### WRITTEN EXERCISE 1
In the text on the film Manmarziyaan below, condense the paragraph starting "Manmarziyaan began filming" into a short list that keeps its main facts.

### SUPPLIED TEXT
Manmarziyaan (; ), released internationally as Husband Material, is a 2018 Indian Hindi-language romantic comedy drama film directed by Anurag Kashyap and written by Kanika Dhillon. Starring Abhishek Bachchan, Vicky Kaushal and Taapsee Pannu in lead roles. The film is jointly produced by Phantom Films and Aanand L. Rai's Colour Yellow Productions. 

Manmarziyaan began filming in February 2018. It is a love story set in Amritsar, Punjab, India. Principal photography wrapped up in April 2018. It premiered at the 2018 Toronto International Film Festival and was released in India on 14 September 2018 to positive reviews from critics.

Plot
Rumi (Taapsee Pannu), a young woman, is in love with Vicky (Vicky Kaushal), a part-time DJ. One day they are caught by Rumi’s family and pressure builds for them to get married. Rumi promises her family that Vicky will come with his parents to ask for her hand in marriage and if he doesn't show up, she will marry whomever her family chooses. However, nervous and immature, Vicky repeatedly gets cold feet.

Eventually, she gives up on him and agrees to an arranged marriage with a mature and responsible banker, Robbie (Abhishek Bachchan). Rumi accepts the proposal but the night before the wedding, refuses to marry, believing Vicky has changed. However, he backs out again.

Robbie and Rumi get married the next day. She gradually starts getting comfortable with Robbie.
One day, Vicky shows up to tell Robbie about him and Rumi, she tells Robbie that she wants to stay married to him. He still reminds her that she has a choice.
She ends up sleeping with Vicky the next day. Robbie, suspiciously, follows Rumi and ends up seeing her with Vicky. Robbie, realising that Rumi has cheated on him, gets heartbroken. When confronted, Robbie confesses that he loves Rumi but she and Vicky deserve each other. The next day, Robbie files for an annulment.

Rumi realizes that she is in love with Robbie and Vicky was never the "husband material" she was looking for. Initially reluctant, Vicky leaves Rumi.
Rumi meets Robbie in court. They sign the papers. On the way, Rumi answers the questions Robbie had asked her. Ultimately, Robbie forgives her and they reconcile.

Cast
Abhishek Bachchan as Robbie Bhatia
Vicky Kaushal as Vicky Sandhu
Taapsee Pannu as Rumi Bagga
Ashnoor Kaur as Kiran
Vishavpreet kaur as Rumi's chachi
Saurabh Sachdeva as Kakaji
Vikram Kochhar as Robbie's brother
Arun Bali as Rumi's Grandfather
Neelu Kohli as Robbie's Mother
Swairaj Sandhu as Robbie's Father
Sukhmani Sadana as Lovely Singh
Rajinder Singh as Lawyer Bhalla
Jasmine Bajwa as Keerat 
Rupinderjit Singh as Babloo 
Akshay Arora as Rumi's Chacha
Gaurav Amlani as Raja
Toranj Kayvon as Raja's Girlfriend

Production
The project was originally to be directed by Sameer Sharma, who had shot some portions of the film, but producer Aanand L. Rai was not happy with the rough cut and stopped the shooting. He then approached Ashwiny Iyer Tiwari to direct it, but she could not do it because of her "prior commitments". In November 2016, it was announced that Anurag Kashyap will now be directing Manmarziyaan written by Kanika Dhillon. Initially, it was reported by the media that Dulquer Salmaan, Ayushmann Khurrana and Bhumi Pednekar were cast in the film, but they dropped out of the film. Abhishek Bachchan was then brought in as a replacement for Dulquer Salmaan. The movie marked Bachchan's return to acting after a 2-year hiatus. The film was shot in Punjab, while some portions in Delhi and Kashmir.

### MATERIAL SHOWN
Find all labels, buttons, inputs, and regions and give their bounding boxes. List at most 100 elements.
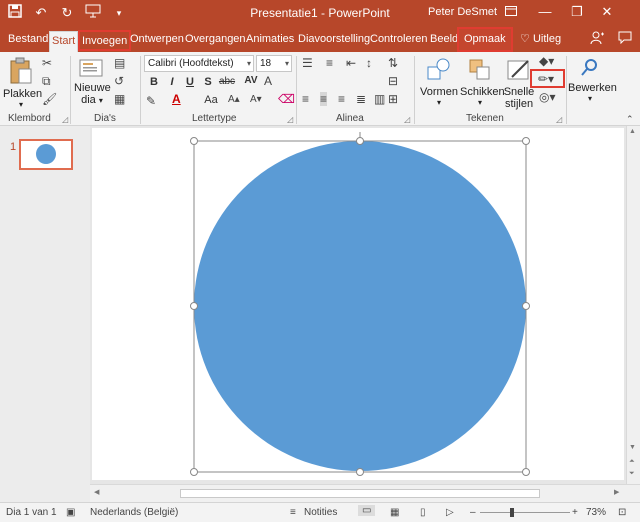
tab-beeld[interactable]: Beeld [428,30,460,50]
italic-button[interactable]: I [164,76,180,88]
underline-button[interactable]: U [182,76,198,88]
comments-icon[interactable] [616,31,634,51]
strikethrough-button[interactable]: abc [216,76,238,87]
shape-fill-icon[interactable]: ◆▾ [539,54,554,68]
tab-opmaak[interactable]: Opmaak [457,27,513,52]
prev-slide-icon[interactable]: ⏶ [629,458,635,466]
change-case-button[interactable]: Aa [200,94,222,106]
resize-handle[interactable] [356,468,364,476]
slide[interactable] [92,128,624,480]
resize-handle[interactable] [522,137,530,145]
editing-label: Bewerken [568,82,617,94]
scroll-down-icon[interactable]: ▼ [629,444,636,451]
tab-ontwerpen[interactable]: Ontwerpen [128,30,186,50]
font-size-select[interactable]: 18 ▾ [256,55,292,72]
align-right-icon[interactable]: ≡ [338,92,345,106]
shrink-font-icon[interactable]: A▾ [250,94,262,105]
collapse-ribbon-icon[interactable]: ⌃ [626,114,634,125]
rotation-handle[interactable] [356,137,364,145]
cut-icon[interactable]: ✂ [42,56,52,70]
restore-icon[interactable]: ❐ [566,2,588,22]
numbering-icon[interactable]: ≡ [326,56,333,70]
editing-button[interactable]: Bewerken ▾ [568,57,617,103]
resize-handle[interactable] [190,137,198,145]
zoom-level[interactable]: 73% [586,507,606,518]
next-slide-icon[interactable]: ⏷ [629,470,635,478]
ribbon-tabs: Bestand Start Invoegen Ontwerpen Overgan… [0,26,640,52]
format-painter-icon[interactable]: 🖌 [42,92,57,106]
normal-view-icon[interactable]: ▭ [358,505,376,516]
tab-start[interactable]: Start [49,31,79,52]
klembord-launcher-icon[interactable]: ◿ [62,115,68,124]
justify-icon[interactable]: ≣ [356,92,366,106]
resize-handle[interactable] [190,468,198,476]
shape-effects-icon[interactable]: ◎▾ [539,90,556,104]
layout-icon[interactable]: ▤ [114,56,125,70]
resize-handle[interactable] [522,468,530,476]
bold-button[interactable]: B [146,76,162,88]
resize-handle[interactable] [522,302,530,310]
horizontal-scroll-thumb[interactable] [180,489,540,498]
status-bar: Dia 1 van 1 ▣ Nederlands (België) ≡ Noti… [0,502,640,522]
scroll-up-icon[interactable]: ▲ [629,128,636,135]
zoom-slider[interactable] [480,512,570,513]
tab-overgangen[interactable]: Overgangen [183,30,248,50]
zoom-slider-thumb[interactable] [510,508,514,517]
tekenen-launcher-icon[interactable]: ◿ [556,115,562,124]
shadow-button[interactable]: S [200,76,216,88]
slide-sorter-icon[interactable]: ▦ [390,507,399,518]
highlight-icon[interactable]: ✎ [146,94,156,108]
clear-formatting-icon[interactable]: ⌫ [278,92,295,106]
slideshow-icon[interactable]: ▷ [446,507,454,518]
tab-invoegen[interactable]: Invoegen [77,30,132,51]
scroll-left-icon[interactable]: ◀ [94,488,99,496]
tab-diavoorstelling[interactable]: Diavoorstelling [296,30,372,50]
paste-button[interactable]: Plakken ▾ [3,57,42,109]
grow-font-icon[interactable]: A▴ [228,94,240,105]
minimize-icon[interactable]: — [534,2,556,22]
section-icon[interactable]: ▦ [114,92,125,106]
scroll-right-icon[interactable]: ▶ [614,488,619,496]
decrease-indent-icon[interactable]: ⇤ [346,56,356,70]
ribbon-display-icon[interactable] [500,2,522,22]
resize-handle[interactable] [190,302,198,310]
font-color-text-icon[interactable]: A [264,74,272,88]
copy-icon[interactable]: ⧉ [42,74,51,89]
smartart-icon[interactable]: ⊞ [388,92,398,106]
notes-button[interactable]: Notities [304,507,337,518]
alinea-launcher-icon[interactable]: ◿ [404,115,410,124]
lettertype-launcher-icon[interactable]: ◿ [287,115,293,124]
reset-icon[interactable]: ↺ [114,74,124,88]
align-left-icon[interactable]: ≡ [302,92,309,106]
reading-view-icon[interactable]: ▯ [420,507,426,518]
spelling-icon[interactable]: ▣ [66,507,75,518]
tab-animaties[interactable]: Animaties [244,30,296,50]
bullets-icon[interactable]: ☰ [302,56,313,70]
arrange-button[interactable]: Schikken ▾ [460,57,505,107]
circle-shape[interactable] [194,141,526,471]
user-name[interactable]: Peter DeSmet [428,6,497,18]
fit-to-window-icon[interactable]: ⊡ [618,507,626,518]
align-text-icon[interactable]: ⊟ [388,74,398,88]
zoom-in-icon[interactable]: + [572,507,578,518]
font-name-select[interactable]: Calibri (Hoofdtekst) ▾ [144,55,254,72]
vertical-scrollbar[interactable]: ▲ ▼ ⏶ ⏷ [626,126,640,484]
char-spacing-button[interactable]: AV [240,75,262,86]
notes-icon[interactable]: ≡ [290,507,296,518]
columns-icon[interactable]: ▥ [374,92,385,106]
slide-thumbnail[interactable] [19,139,73,170]
font-color-icon[interactable]: A [172,92,181,106]
tab-bestand[interactable]: Bestand [6,30,50,50]
tab-controleren[interactable]: Controleren [368,30,429,50]
text-direction-icon[interactable]: ⇅ [388,56,398,70]
close-icon[interactable]: ✕ [596,2,618,22]
line-spacing-icon[interactable]: ↕ [366,56,372,70]
shapes-button[interactable]: Vormen ▾ [420,57,458,107]
zoom-out-icon[interactable]: – [470,507,476,518]
new-slide-button[interactable]: Nieuwe dia ▾ [74,57,111,106]
language[interactable]: Nederlands (België) [90,507,178,518]
tab-uitleg[interactable]: ♡ Uitleg [518,30,563,50]
horizontal-scrollbar[interactable]: ◀ ▶ [90,484,640,502]
align-center-icon[interactable]: ≡ [320,92,328,106]
share-icon[interactable] [588,31,606,51]
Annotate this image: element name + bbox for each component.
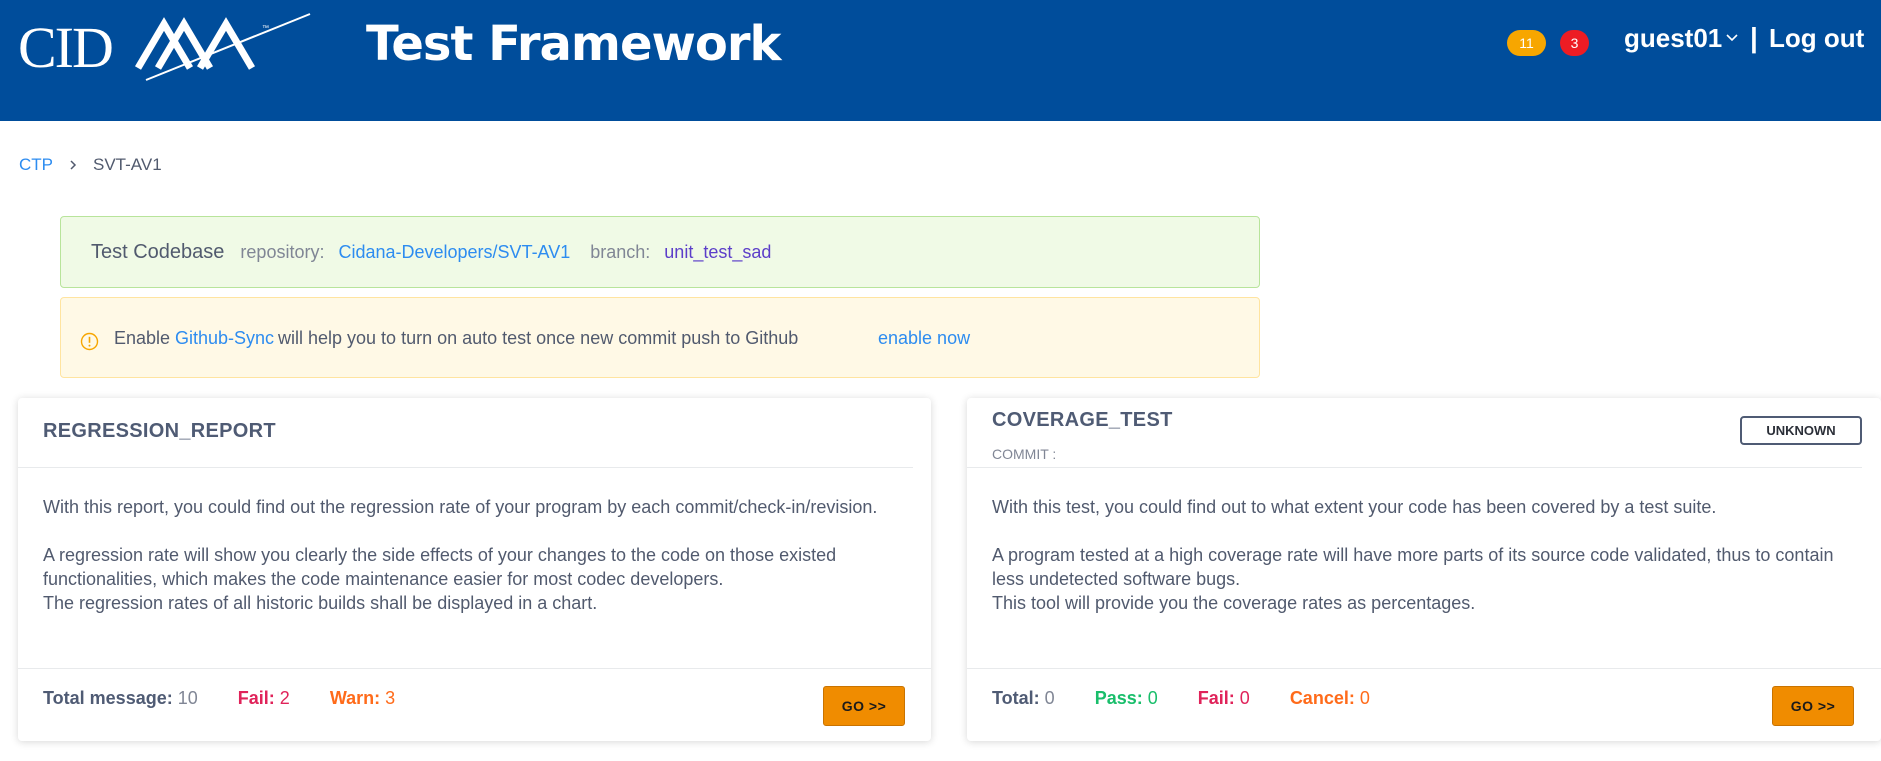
card-stats: Total: 0 Pass: 0 Fail: 0 Cancel: 0	[992, 687, 1410, 709]
description-paragraph: The regression rates of all historic bui…	[43, 593, 598, 613]
stat-pass: Pass: 0	[1094, 688, 1158, 708]
repository-label: repository:	[240, 241, 325, 262]
svg-text:CID: CID	[18, 15, 112, 80]
breadcrumb-current: SVT-AV1	[93, 155, 162, 174]
stat-fail: Fail: 2	[237, 688, 290, 708]
cidana-logo[interactable]: CID ™	[18, 12, 328, 87]
enable-now-link[interactable]: enable now	[878, 327, 970, 349]
warnings-badge[interactable]: 11	[1507, 30, 1546, 56]
description-paragraph: With this report, you could find out the…	[43, 497, 878, 517]
user-menu[interactable]: guest01	[1624, 20, 1722, 56]
sync-message: will help you to turn on auto test once …	[278, 328, 799, 348]
branch-link[interactable]: unit_test_sad	[664, 242, 771, 263]
card-description: With this test, you could find out to wh…	[992, 495, 1852, 615]
app-title: Test Framework	[366, 16, 781, 72]
codebase-title: Test Codebase	[91, 240, 225, 263]
github-sync-link[interactable]: Github-Sync	[175, 327, 274, 349]
info-circle-icon	[80, 332, 99, 351]
description-paragraph: A program tested at a high coverage rate…	[992, 545, 1834, 589]
commit-label: COMMIT :	[992, 446, 1057, 462]
repository-link[interactable]: Cidana-Developers/SVT-AV1	[338, 242, 570, 263]
go-button[interactable]: GO >>	[823, 686, 905, 726]
card-title: REGRESSION_REPORT	[43, 420, 276, 442]
errors-badge[interactable]: 3	[1560, 30, 1589, 56]
breadcrumb: CTP SVT-AV1	[19, 154, 162, 176]
card-description: With this report, you could find out the…	[43, 495, 903, 615]
github-sync-alert: Enable Github-Sync will help you to turn…	[60, 297, 1260, 378]
description-paragraph: This tool will provide you the coverage …	[992, 593, 1476, 613]
stat-total-message: Total message: 10	[43, 688, 198, 708]
stat-warn: Warn: 3	[329, 688, 396, 708]
card-divider	[967, 467, 1862, 468]
top-header: CID ™ Test Framework 11 3 guest01 | Log …	[0, 0, 1881, 121]
breadcrumb-ctp[interactable]: CTP	[19, 154, 53, 176]
go-button[interactable]: GO >>	[1772, 686, 1854, 726]
svg-text:™: ™	[262, 25, 269, 32]
card-stats: Total message: 10 Fail: 2 Warn: 3	[43, 687, 435, 709]
chevron-down-icon[interactable]	[1725, 30, 1739, 44]
description-paragraph: A regression rate will show you clearly …	[43, 545, 837, 589]
codebase-alert: Test Codebase repository: Cidana-Develop…	[60, 216, 1260, 288]
stat-total: Total: 0	[992, 688, 1055, 708]
logout-link[interactable]: Log out	[1769, 20, 1864, 56]
card-divider	[18, 467, 913, 468]
card-title: COVERAGE_TEST	[992, 409, 1173, 431]
branch-label: branch:	[590, 241, 651, 262]
chevron-right-icon	[70, 160, 77, 170]
regression-report-card: REGRESSION_REPORT With this report, you …	[18, 398, 931, 741]
description-paragraph: With this test, you could find out to wh…	[992, 497, 1717, 517]
card-footer-divider	[18, 668, 931, 669]
stat-cancel: Cancel: 0	[1289, 688, 1370, 708]
status-badge: UNKNOWN	[1740, 416, 1862, 445]
header-separator: |	[1750, 22, 1758, 53]
coverage-test-card: COVERAGE_TEST COMMIT : UNKNOWN With this…	[967, 398, 1881, 741]
stat-fail: Fail: 0	[1197, 688, 1250, 708]
card-footer-divider	[967, 668, 1881, 669]
sync-prefix: Enable	[114, 328, 171, 348]
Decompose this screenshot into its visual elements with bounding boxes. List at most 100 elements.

### WRITTEN EXERCISE 2
Report every line of the records above that contains the string "België", treating uppercase and lowercase as different.

### COMPLETE ANSWER 1
- Filming began in February 2018 and wrapped in April 2018.
- It is a love story set in Amritsar, Punjab, India.
- It premiered at the 2018 Toronto International Film Festival.
- It was released in India on 14 September 2018 to positive reviews from critics.

### COMPLETE ANSWER 2
status-bar: Dia 1 van 1 ▣ Nederlands (België) ≡ Noti… [0,502,640,522]
language[interactable]: Nederlands (België) [90,507,178,518]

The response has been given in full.